▶ **Input records**
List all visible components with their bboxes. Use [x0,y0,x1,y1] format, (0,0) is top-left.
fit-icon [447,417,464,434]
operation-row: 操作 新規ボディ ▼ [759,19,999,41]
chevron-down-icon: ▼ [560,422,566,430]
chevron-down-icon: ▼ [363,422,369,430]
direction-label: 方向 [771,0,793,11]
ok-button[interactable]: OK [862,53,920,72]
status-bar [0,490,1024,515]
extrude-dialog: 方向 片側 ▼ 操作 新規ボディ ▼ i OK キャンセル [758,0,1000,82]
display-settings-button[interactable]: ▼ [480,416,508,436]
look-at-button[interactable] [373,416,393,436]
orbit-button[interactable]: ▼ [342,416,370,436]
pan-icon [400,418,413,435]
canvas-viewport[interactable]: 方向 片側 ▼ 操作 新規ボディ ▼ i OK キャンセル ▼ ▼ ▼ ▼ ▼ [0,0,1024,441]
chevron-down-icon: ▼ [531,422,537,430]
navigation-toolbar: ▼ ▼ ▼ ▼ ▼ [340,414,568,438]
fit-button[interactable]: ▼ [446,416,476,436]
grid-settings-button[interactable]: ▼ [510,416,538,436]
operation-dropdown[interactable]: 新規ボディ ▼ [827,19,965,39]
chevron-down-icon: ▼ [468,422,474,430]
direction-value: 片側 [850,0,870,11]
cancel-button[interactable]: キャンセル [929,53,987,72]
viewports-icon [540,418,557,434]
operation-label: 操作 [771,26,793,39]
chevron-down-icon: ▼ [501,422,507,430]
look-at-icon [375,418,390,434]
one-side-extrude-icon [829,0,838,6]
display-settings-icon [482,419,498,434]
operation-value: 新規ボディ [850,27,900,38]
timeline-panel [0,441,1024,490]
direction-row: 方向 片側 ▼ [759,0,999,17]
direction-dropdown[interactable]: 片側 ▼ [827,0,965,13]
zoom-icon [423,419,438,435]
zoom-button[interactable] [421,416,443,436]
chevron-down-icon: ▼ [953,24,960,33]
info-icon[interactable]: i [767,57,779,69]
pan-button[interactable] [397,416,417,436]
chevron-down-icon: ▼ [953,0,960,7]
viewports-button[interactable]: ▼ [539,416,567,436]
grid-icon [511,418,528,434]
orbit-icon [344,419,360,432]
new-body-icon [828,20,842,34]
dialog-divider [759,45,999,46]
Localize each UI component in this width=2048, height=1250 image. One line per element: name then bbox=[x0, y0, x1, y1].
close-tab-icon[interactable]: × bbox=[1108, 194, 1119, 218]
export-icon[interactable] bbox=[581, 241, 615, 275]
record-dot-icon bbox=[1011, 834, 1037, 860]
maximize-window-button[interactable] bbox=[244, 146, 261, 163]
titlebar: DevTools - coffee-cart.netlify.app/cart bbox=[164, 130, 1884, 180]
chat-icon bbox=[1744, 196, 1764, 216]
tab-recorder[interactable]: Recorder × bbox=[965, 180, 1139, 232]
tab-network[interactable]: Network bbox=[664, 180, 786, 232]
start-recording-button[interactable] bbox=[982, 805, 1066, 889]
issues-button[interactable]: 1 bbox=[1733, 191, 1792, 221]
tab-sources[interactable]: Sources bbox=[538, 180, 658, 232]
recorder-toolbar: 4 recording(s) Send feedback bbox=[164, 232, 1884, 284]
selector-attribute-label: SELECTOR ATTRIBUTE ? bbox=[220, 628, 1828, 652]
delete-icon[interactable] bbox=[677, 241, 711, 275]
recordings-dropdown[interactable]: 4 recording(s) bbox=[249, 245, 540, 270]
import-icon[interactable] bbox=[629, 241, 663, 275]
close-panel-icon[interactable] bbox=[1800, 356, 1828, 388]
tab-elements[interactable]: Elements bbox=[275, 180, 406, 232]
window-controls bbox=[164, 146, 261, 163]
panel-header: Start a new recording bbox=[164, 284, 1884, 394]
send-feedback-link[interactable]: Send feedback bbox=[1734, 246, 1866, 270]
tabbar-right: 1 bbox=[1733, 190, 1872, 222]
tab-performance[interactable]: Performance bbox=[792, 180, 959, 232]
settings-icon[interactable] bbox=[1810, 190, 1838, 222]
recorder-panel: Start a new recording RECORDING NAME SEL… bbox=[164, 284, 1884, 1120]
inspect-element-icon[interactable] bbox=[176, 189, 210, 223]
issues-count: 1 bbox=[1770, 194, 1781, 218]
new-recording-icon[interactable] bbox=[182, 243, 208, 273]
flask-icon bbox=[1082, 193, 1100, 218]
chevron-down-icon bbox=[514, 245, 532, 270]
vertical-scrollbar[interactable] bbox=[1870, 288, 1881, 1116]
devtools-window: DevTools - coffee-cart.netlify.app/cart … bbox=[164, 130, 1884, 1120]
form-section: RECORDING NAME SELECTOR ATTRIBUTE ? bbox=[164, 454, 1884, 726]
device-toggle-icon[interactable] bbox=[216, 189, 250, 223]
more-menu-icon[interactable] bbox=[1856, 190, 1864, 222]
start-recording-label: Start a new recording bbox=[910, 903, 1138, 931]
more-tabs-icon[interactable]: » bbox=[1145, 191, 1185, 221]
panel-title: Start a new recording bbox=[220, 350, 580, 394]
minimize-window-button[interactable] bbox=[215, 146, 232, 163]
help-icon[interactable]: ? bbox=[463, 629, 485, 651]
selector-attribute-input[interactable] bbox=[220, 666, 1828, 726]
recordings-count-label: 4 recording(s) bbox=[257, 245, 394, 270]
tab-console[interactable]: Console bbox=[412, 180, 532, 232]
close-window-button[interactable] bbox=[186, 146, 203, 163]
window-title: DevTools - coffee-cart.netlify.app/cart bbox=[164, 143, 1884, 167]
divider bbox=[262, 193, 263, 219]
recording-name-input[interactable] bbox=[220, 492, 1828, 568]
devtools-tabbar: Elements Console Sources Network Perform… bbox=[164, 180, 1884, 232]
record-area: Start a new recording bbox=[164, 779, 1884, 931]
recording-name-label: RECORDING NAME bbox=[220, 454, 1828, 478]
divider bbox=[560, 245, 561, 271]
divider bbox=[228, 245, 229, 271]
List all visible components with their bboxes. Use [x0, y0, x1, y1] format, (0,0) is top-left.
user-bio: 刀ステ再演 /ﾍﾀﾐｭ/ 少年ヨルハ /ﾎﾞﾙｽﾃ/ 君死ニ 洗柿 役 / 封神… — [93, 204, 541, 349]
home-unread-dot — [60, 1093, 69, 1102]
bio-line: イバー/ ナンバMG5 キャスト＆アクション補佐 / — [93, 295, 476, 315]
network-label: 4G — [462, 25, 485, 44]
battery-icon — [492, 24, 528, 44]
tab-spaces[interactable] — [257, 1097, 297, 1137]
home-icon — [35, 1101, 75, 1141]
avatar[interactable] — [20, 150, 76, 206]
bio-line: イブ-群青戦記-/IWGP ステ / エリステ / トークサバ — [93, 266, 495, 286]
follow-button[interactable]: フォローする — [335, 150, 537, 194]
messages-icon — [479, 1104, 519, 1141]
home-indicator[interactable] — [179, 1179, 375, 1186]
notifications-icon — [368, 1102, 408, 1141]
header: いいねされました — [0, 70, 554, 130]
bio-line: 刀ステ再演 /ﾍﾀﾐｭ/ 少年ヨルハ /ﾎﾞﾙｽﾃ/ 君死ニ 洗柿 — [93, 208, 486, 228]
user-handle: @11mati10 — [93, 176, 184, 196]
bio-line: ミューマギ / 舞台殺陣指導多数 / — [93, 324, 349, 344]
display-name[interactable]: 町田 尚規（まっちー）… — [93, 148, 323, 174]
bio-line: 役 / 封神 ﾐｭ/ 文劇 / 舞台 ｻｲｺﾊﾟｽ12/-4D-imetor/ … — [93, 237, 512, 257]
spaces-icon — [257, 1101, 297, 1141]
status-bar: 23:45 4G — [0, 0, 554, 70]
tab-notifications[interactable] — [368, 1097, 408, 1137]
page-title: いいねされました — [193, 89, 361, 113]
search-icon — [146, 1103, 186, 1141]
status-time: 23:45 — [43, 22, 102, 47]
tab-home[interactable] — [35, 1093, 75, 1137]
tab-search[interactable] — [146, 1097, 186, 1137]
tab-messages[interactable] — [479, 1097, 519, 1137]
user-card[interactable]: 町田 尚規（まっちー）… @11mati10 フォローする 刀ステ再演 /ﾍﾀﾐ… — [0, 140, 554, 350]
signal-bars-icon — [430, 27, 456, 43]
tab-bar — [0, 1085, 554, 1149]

▶ **Do this**
Present the lines from the start of the records through the line containing "grid-settings-button[interactable]: ▼ [510,416,538,436]" as a numbered list, leaving out any blank lines.

▶ **Solution to this problem**
1. List all visible components with their bboxes. Use [x0,y0,x1,y1] format, (0,0) is top-left.
2. fit-icon [447,417,464,434]
3. operation-row: 操作 新規ボディ ▼ [759,19,999,41]
4. chevron-down-icon: ▼ [560,422,566,430]
5. chevron-down-icon: ▼ [363,422,369,430]
6. direction-label: 方向 [771,0,793,11]
7. ok-button[interactable]: OK [862,53,920,72]
8. status-bar [0,490,1024,515]
9. extrude-dialog: 方向 片側 ▼ 操作 新規ボディ ▼ i OK キャンセル [758,0,1000,82]
10. display-settings-button[interactable]: ▼ [480,416,508,436]
11. look-at-button[interactable] [373,416,393,436]
12. orbit-button[interactable]: ▼ [342,416,370,436]
13. pan-icon [400,418,413,435]
14. canvas-viewport[interactable]: 方向 片側 ▼ 操作 新規ボディ ▼ i OK キャンセル ▼ ▼ ▼ ▼ ▼ [0,0,1024,441]
15. chevron-down-icon: ▼ [531,422,537,430]
16. navigation-toolbar: ▼ ▼ ▼ ▼ ▼ [340,414,568,438]
17. fit-button[interactable]: ▼ [446,416,476,436]
18. grid-settings-button[interactable]: ▼ [510,416,538,436]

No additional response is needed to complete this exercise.